# Objective:
Extract every row below that contains the string "from", treating uppercase and lowercase as different.

# Provided material:

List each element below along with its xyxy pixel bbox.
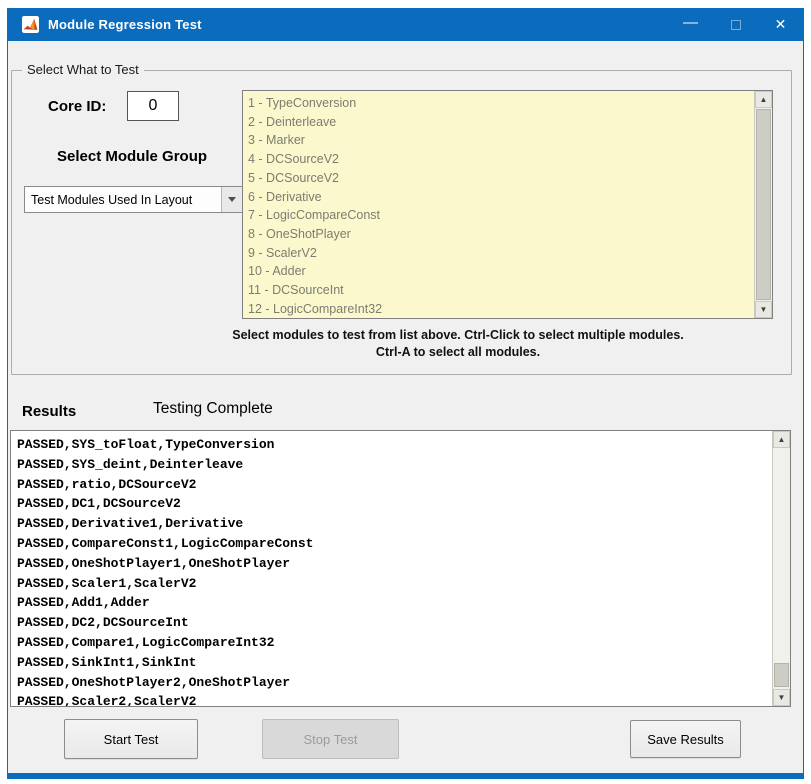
module-list-item[interactable]: 5 - DCSourceV2	[248, 169, 754, 188]
modules-listbox[interactable]: 1 - TypeConversion2 - Deinterleave3 - Ma…	[242, 90, 773, 319]
modules-scrollbar[interactable]: ▲ ▼	[754, 91, 772, 318]
result-row[interactable]: PASSED,SYS_toFloat,TypeConversion	[17, 435, 772, 455]
groupbox-title: Select What to Test	[22, 62, 144, 77]
help-line-2: Ctrl-A to select all modules.	[158, 344, 758, 361]
results-label: Results	[22, 403, 76, 420]
result-row[interactable]: PASSED,SinkInt1,SinkInt	[17, 653, 772, 673]
scroll-down-icon[interactable]: ▼	[773, 689, 790, 706]
scroll-up-icon[interactable]: ▲	[773, 431, 790, 448]
module-list-item[interactable]: 9 - ScalerV2	[248, 244, 754, 263]
module-list-item[interactable]: 1 - TypeConversion	[248, 94, 754, 113]
select-module-group-label: Select Module Group	[57, 148, 207, 165]
result-row[interactable]: PASSED,Derivative1,Derivative	[17, 514, 772, 534]
dropdown-arrow-button[interactable]	[221, 187, 242, 212]
module-list-item[interactable]: 10 - Adder	[248, 262, 754, 281]
save-results-button[interactable]: Save Results	[630, 720, 741, 758]
result-row[interactable]: PASSED,Scaler1,ScalerV2	[17, 574, 772, 594]
module-group-selected-value: Test Modules Used In Layout	[25, 193, 221, 207]
module-list-item[interactable]: 12 - LogicCompareInt32	[248, 300, 754, 318]
status-text: Testing Complete	[153, 400, 273, 418]
result-row[interactable]: PASSED,SYS_deint,Deinterleave	[17, 455, 772, 475]
module-list-item[interactable]: 7 - LogicCompareConst	[248, 206, 754, 225]
module-list-item[interactable]: 6 - Derivative	[248, 188, 754, 207]
maximize-button[interactable]	[713, 8, 758, 41]
result-row[interactable]: PASSED,ratio,DCSourceV2	[17, 475, 772, 495]
matlab-icon	[22, 16, 39, 33]
maximize-icon	[731, 20, 741, 30]
core-id-input[interactable]	[127, 91, 179, 121]
result-row[interactable]: PASSED,DC1,DCSourceV2	[17, 494, 772, 514]
chevron-down-icon	[228, 197, 236, 202]
scroll-down-icon[interactable]: ▼	[755, 301, 772, 318]
modules-help-text: Select modules to test from list above. …	[158, 327, 758, 361]
results-list: PASSED,SYS_toFloat,TypeConversionPASSED,…	[11, 431, 772, 706]
app-window: Module Regression Test — ✕ Select What t…	[7, 8, 804, 779]
minimize-button[interactable]: —	[668, 8, 713, 41]
help-line-1: Select modules to test from list above. …	[158, 327, 758, 344]
window-controls: — ✕	[668, 8, 803, 41]
result-row[interactable]: PASSED,OneShotPlayer2,OneShotPlayer	[17, 673, 772, 693]
scrollbar-thumb[interactable]	[756, 109, 771, 300]
scroll-up-icon[interactable]: ▲	[755, 91, 772, 108]
start-test-button[interactable]: Start Test	[64, 719, 198, 759]
results-listbox[interactable]: PASSED,SYS_toFloat,TypeConversionPASSED,…	[10, 430, 791, 707]
window-body: Select What to Test Core ID: Select Modu…	[8, 41, 803, 773]
module-list-item[interactable]: 3 - Marker	[248, 131, 754, 150]
module-list-item[interactable]: 4 - DCSourceV2	[248, 150, 754, 169]
scrollbar-thumb[interactable]	[774, 663, 789, 687]
result-row[interactable]: PASSED,Scaler2,ScalerV2	[17, 692, 772, 706]
module-group-dropdown[interactable]: Test Modules Used In Layout	[24, 186, 243, 213]
module-list-item[interactable]: 11 - DCSourceInt	[248, 281, 754, 300]
module-list-item[interactable]: 2 - Deinterleave	[248, 113, 754, 132]
results-scrollbar[interactable]: ▲ ▼	[772, 431, 790, 706]
result-row[interactable]: PASSED,CompareConst1,LogicCompareConst	[17, 534, 772, 554]
module-list-item[interactable]: 8 - OneShotPlayer	[248, 225, 754, 244]
stop-test-button: Stop Test	[262, 719, 399, 759]
modules-list: 1 - TypeConversion2 - Deinterleave3 - Ma…	[243, 91, 754, 318]
core-id-label: Core ID:	[48, 98, 106, 115]
titlebar[interactable]: Module Regression Test — ✕	[8, 8, 803, 41]
result-row[interactable]: PASSED,Compare1,LogicCompareInt32	[17, 633, 772, 653]
window-title: Module Regression Test	[48, 17, 202, 32]
close-button[interactable]: ✕	[758, 8, 803, 41]
result-row[interactable]: PASSED,OneShotPlayer1,OneShotPlayer	[17, 554, 772, 574]
result-row[interactable]: PASSED,DC2,DCSourceInt	[17, 613, 772, 633]
result-row[interactable]: PASSED,Add1,Adder	[17, 593, 772, 613]
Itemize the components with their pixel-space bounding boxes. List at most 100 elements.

# Reply:
modules-help-text: Select modules to test from list above. …	[158, 327, 758, 361]
help-line-1: Select modules to test from list above. …	[158, 327, 758, 344]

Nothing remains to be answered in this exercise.